▼

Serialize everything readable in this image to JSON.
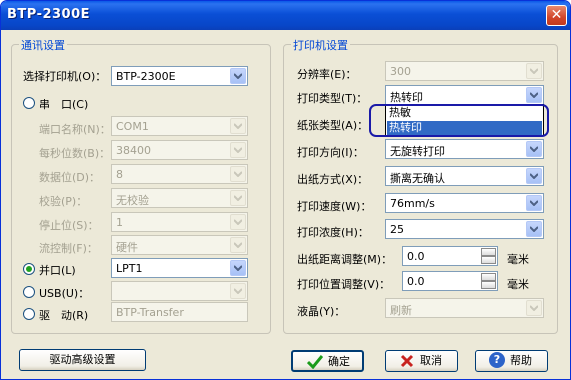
{
  "window": {
    "title": "BTP-2300E",
    "close_label": "✕"
  },
  "comm": {
    "title": "通讯设置",
    "printer_label": "选择打印机(O)：",
    "printer_value": "BTP-2300E",
    "serial_label": "串　口(C)",
    "port_name_label": "端口名称(N)：",
    "port_name_value": "COM1",
    "baud_label": "每秒位数(B)：",
    "baud_value": "38400",
    "databits_label": "数据位(D)：",
    "databits_value": "8",
    "parity_label": "校验(P)：",
    "parity_value": "无校验",
    "stopbits_label": "停止位(S)：",
    "stopbits_value": "1",
    "flow_label": "流控制(F)：",
    "flow_value": "硬件",
    "parallel_label": "并口(L)",
    "parallel_value": "LPT1",
    "usb_label": "USB(U)：",
    "usb_value": "",
    "driver_label": "驱　动(R)",
    "driver_value": "BTP-Transfer"
  },
  "printer": {
    "title": "打印机设置",
    "resolution_label": "分辨率(E)：",
    "resolution_value": "300",
    "print_type_label": "打印类型(T)：",
    "print_type_value": "热转印",
    "paper_type_label": "纸张类型(A)：",
    "dropdown_options": [
      "热敏",
      "热转印"
    ],
    "direction_label": "打印方向(I)：",
    "direction_value": "无旋转打印",
    "output_label": "出纸方式(X)：",
    "output_value": "撕离无确认",
    "speed_label": "打印速度(W)：",
    "speed_value": "76mm/s",
    "density_label": "打印浓度(H)：",
    "density_value": "25",
    "feed_adjust_label": "出纸距离调整(M)：",
    "feed_adjust_value": "0.0",
    "feed_unit": "毫米",
    "pos_adjust_label": "打印位置调整(V)：",
    "pos_adjust_value": "0.0",
    "pos_unit": "毫米",
    "lcd_label": "液晶(Y)：",
    "lcd_value": "刷新"
  },
  "buttons": {
    "advanced": "驱动高级设置",
    "ok": "确定",
    "cancel": "取消",
    "help": "帮助"
  }
}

▲

Leaving the pictures aside, transcribe the entire listing exactly.

▶ RESULT BELOW
Serialize everything readable in this image to JSON.
{
  "window": {
    "title": "BTP-2300E",
    "close_label": "✕"
  },
  "comm": {
    "title": "通讯设置",
    "printer_label": "选择打印机(O)：",
    "printer_value": "BTP-2300E",
    "serial_label": "串　口(C)",
    "port_name_label": "端口名称(N)：",
    "port_name_value": "COM1",
    "baud_label": "每秒位数(B)：",
    "baud_value": "38400",
    "databits_label": "数据位(D)：",
    "databits_value": "8",
    "parity_label": "校验(P)：",
    "parity_value": "无校验",
    "stopbits_label": "停止位(S)：",
    "stopbits_value": "1",
    "flow_label": "流控制(F)：",
    "flow_value": "硬件",
    "parallel_label": "并口(L)",
    "parallel_value": "LPT1",
    "usb_label": "USB(U)：",
    "usb_value": "",
    "driver_label": "驱　动(R)",
    "driver_value": "BTP-Transfer"
  },
  "printer": {
    "title": "打印机设置",
    "resolution_label": "分辨率(E)：",
    "resolution_value": "300",
    "print_type_label": "打印类型(T)：",
    "print_type_value": "热转印",
    "paper_type_label": "纸张类型(A)：",
    "dropdown_options": [
      "热敏",
      "热转印"
    ],
    "direction_label": "打印方向(I)：",
    "direction_value": "无旋转打印",
    "output_label": "出纸方式(X)：",
    "output_value": "撕离无确认",
    "speed_label": "打印速度(W)：",
    "speed_value": "76mm/s",
    "density_label": "打印浓度(H)：",
    "density_value": "25",
    "feed_adjust_label": "出纸距离调整(M)：",
    "feed_adjust_value": "0.0",
    "feed_unit": "毫米",
    "pos_adjust_label": "打印位置调整(V)：",
    "pos_adjust_value": "0.0",
    "pos_unit": "毫米",
    "lcd_label": "液晶(Y)：",
    "lcd_value": "刷新"
  },
  "buttons": {
    "advanced": "驱动高级设置",
    "ok": "确定",
    "cancel": "取消",
    "help": "帮助"
  }
}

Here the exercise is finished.